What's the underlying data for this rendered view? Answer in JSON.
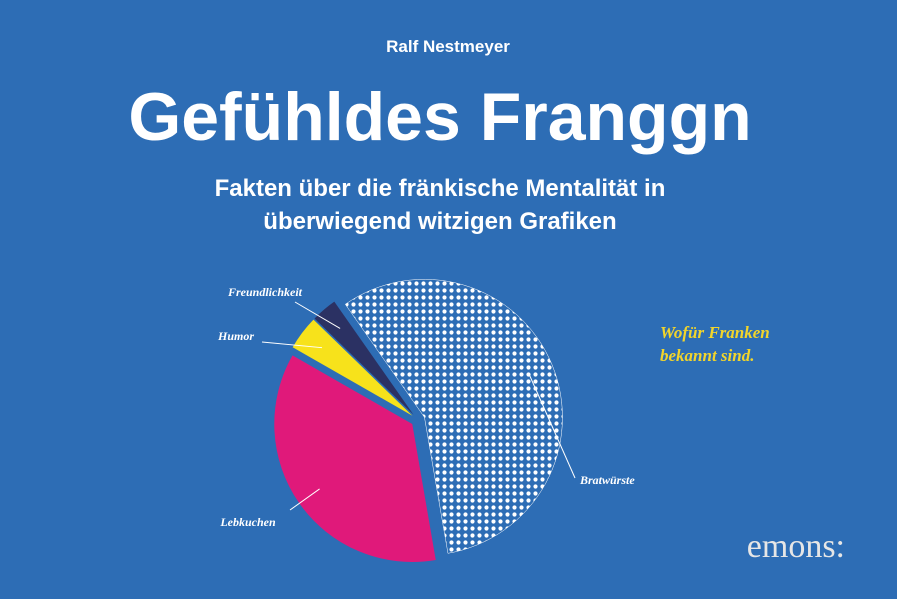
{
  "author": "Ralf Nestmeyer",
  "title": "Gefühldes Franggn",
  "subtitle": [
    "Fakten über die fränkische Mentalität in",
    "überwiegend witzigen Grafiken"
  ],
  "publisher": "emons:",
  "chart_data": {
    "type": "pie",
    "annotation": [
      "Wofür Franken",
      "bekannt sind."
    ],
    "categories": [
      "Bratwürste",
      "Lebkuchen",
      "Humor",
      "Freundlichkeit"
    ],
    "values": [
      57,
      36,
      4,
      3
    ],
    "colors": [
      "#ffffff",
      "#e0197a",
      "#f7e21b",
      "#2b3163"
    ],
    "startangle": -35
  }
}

* * *

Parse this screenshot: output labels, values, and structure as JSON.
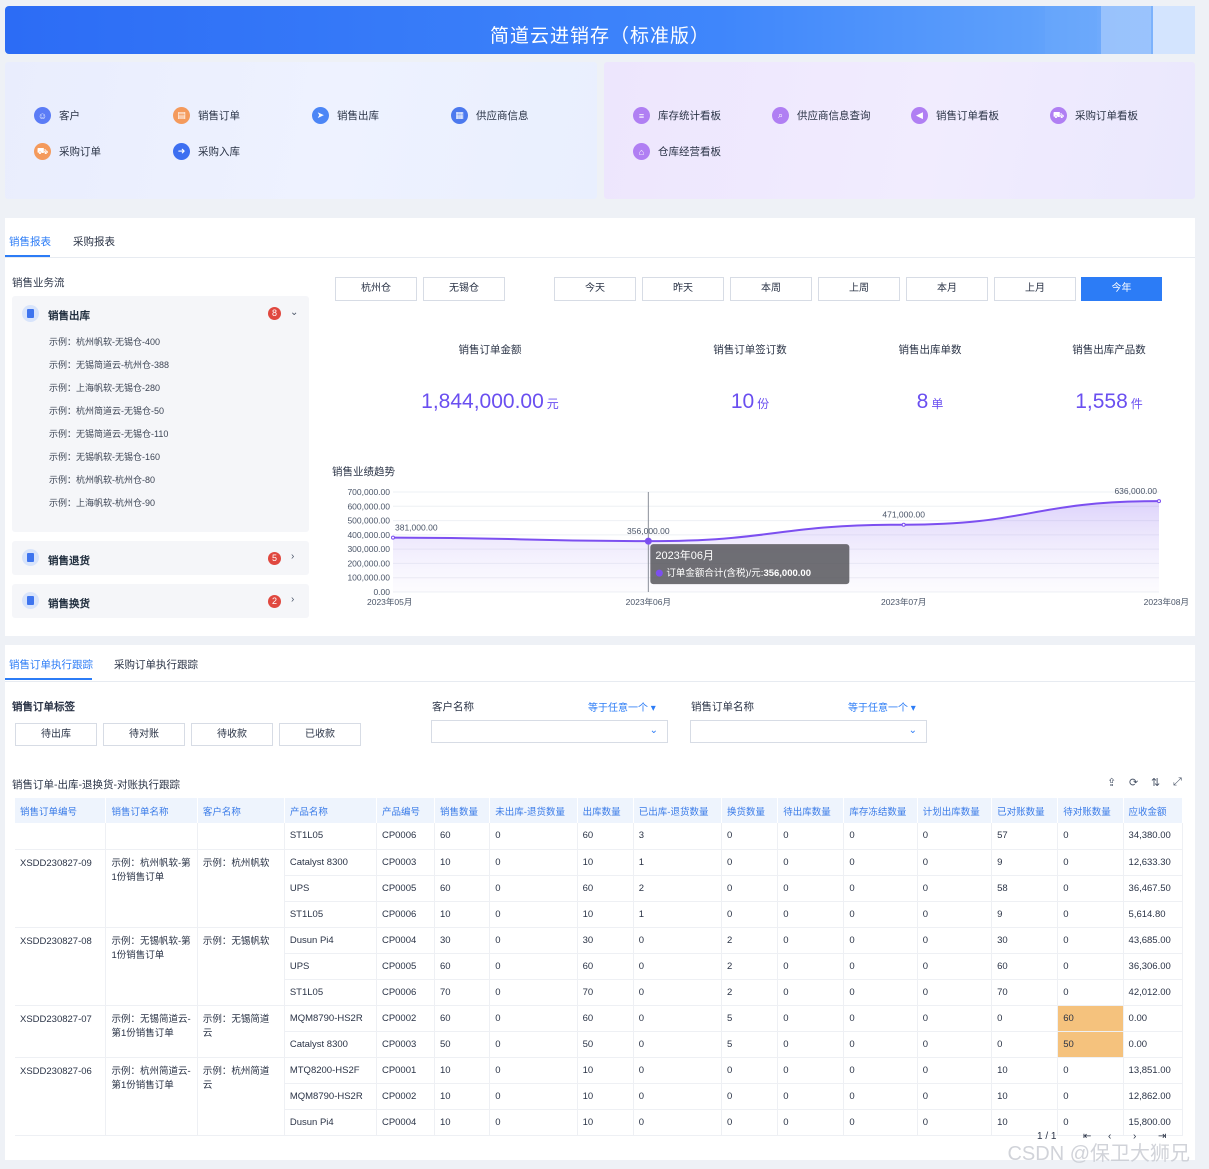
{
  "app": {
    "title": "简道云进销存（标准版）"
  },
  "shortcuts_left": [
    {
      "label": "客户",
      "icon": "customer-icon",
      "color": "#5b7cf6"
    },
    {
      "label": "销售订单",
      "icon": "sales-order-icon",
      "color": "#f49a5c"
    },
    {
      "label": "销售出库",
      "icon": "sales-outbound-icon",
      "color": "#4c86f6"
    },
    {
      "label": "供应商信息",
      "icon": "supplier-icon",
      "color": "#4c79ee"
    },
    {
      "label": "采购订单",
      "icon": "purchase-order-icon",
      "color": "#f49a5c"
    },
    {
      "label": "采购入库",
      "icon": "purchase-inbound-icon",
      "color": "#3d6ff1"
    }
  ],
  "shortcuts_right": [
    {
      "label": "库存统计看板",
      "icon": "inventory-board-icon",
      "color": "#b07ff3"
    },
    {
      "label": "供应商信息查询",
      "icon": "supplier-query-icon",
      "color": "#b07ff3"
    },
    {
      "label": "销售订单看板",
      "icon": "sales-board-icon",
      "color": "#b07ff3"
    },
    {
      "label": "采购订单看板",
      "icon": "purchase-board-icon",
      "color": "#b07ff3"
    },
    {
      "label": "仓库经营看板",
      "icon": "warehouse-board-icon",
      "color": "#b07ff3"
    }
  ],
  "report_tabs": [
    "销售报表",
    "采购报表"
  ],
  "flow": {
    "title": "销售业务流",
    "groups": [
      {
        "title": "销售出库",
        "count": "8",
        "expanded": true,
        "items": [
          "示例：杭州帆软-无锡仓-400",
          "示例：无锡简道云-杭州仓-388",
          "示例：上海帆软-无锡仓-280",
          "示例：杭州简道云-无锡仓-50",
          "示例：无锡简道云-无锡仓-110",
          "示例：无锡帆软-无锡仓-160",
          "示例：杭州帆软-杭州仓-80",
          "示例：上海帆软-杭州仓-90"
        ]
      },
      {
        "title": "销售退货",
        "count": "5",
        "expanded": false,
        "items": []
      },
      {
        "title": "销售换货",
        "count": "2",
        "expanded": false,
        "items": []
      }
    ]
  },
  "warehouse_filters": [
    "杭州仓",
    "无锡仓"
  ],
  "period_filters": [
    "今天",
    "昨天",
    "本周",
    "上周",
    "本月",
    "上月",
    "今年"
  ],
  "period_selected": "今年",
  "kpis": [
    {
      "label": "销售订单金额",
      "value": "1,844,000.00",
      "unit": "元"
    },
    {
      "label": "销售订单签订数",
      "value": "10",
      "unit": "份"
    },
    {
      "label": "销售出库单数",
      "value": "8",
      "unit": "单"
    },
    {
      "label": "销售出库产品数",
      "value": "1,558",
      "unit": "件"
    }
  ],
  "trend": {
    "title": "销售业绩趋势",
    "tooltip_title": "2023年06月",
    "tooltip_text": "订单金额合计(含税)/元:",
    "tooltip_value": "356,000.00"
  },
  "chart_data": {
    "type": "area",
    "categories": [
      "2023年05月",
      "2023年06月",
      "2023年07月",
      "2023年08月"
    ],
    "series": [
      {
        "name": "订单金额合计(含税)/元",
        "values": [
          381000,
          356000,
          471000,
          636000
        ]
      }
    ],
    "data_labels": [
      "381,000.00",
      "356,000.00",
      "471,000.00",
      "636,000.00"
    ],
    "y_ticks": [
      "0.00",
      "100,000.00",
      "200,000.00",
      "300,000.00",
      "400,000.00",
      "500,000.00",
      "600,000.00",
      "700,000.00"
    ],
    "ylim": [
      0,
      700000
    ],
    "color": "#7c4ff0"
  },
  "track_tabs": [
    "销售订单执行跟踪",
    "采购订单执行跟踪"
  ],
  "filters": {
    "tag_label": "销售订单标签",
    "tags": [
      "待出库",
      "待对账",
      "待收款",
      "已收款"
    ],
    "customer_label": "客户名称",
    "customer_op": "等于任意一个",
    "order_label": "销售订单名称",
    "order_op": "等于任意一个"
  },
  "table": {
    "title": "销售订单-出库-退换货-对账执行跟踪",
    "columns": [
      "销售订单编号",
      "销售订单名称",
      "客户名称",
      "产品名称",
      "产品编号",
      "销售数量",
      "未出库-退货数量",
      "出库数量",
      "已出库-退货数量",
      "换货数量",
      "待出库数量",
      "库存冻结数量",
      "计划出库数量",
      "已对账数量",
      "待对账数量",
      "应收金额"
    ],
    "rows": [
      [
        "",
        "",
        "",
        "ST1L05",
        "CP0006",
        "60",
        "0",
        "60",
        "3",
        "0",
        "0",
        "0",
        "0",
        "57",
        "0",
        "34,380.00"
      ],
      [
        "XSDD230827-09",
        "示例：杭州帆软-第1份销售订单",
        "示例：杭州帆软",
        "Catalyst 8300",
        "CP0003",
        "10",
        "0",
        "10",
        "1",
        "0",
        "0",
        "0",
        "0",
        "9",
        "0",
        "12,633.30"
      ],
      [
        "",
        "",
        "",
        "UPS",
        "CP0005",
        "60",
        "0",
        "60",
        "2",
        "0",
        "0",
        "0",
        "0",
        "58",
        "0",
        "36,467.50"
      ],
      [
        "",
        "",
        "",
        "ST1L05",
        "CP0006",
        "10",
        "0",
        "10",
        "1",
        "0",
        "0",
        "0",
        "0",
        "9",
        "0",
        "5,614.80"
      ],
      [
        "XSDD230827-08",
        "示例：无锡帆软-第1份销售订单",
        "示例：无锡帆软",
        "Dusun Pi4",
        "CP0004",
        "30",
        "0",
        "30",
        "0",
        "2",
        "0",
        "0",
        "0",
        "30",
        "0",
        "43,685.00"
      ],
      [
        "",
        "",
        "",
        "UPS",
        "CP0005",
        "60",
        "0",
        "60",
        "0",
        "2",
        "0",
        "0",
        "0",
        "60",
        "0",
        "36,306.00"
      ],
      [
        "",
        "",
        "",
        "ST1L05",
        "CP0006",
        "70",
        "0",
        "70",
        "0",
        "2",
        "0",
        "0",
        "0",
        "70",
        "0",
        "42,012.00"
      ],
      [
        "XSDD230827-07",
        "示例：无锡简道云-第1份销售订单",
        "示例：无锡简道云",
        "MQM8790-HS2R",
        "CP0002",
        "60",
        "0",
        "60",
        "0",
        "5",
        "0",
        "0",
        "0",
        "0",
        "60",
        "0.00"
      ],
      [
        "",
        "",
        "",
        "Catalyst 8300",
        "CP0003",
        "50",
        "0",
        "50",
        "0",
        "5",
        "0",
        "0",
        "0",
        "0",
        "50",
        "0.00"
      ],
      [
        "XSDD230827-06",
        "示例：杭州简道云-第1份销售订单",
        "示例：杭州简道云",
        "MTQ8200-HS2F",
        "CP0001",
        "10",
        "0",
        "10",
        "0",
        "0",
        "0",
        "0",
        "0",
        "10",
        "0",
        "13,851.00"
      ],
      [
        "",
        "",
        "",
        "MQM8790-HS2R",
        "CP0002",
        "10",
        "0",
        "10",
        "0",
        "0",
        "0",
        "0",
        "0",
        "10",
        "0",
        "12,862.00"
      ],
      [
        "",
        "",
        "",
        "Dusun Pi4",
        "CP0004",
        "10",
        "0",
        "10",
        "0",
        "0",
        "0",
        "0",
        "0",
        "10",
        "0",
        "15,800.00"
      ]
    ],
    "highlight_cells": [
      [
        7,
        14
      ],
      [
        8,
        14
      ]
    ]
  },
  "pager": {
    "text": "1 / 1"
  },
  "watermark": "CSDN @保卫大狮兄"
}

==

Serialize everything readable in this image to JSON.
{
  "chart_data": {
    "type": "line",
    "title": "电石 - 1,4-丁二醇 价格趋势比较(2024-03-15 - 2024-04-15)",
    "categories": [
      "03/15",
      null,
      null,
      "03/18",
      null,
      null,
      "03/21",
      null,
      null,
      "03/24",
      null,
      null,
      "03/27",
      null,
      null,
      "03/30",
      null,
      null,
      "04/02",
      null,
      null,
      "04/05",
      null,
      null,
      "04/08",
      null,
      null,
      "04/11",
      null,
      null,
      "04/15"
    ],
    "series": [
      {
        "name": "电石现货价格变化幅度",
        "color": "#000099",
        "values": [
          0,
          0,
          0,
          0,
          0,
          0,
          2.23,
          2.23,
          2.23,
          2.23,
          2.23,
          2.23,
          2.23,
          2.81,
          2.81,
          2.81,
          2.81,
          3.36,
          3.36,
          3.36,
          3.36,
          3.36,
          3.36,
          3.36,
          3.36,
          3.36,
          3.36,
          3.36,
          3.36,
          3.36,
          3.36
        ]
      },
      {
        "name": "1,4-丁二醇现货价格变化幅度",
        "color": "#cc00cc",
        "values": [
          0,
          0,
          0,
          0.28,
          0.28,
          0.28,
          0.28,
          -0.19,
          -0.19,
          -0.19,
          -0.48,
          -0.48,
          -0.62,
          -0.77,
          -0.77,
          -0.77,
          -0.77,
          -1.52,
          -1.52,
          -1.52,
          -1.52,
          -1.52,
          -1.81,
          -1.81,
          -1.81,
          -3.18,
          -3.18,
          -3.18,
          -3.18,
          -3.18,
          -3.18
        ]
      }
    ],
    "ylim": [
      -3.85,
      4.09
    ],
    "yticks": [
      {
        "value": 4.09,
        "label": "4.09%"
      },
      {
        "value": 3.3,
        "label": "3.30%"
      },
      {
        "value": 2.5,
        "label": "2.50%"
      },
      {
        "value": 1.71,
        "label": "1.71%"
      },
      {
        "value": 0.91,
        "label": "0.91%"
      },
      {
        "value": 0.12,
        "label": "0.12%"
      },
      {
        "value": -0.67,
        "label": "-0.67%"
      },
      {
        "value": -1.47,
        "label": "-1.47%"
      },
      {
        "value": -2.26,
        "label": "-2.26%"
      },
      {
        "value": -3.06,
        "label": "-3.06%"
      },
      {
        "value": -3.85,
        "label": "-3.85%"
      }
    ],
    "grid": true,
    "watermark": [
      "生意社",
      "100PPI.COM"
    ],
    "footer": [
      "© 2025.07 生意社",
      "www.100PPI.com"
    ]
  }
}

◆ **GOAL**
Search the records above for the string "JSON". Copy every line that contains it.

◆ **TASK RESULT**
What's the underlying data for this rendered view? Answer in JSON.
Parse this screenshot: output labels, values, and structure as JSON.
Serialize everything readable in this image to JSON.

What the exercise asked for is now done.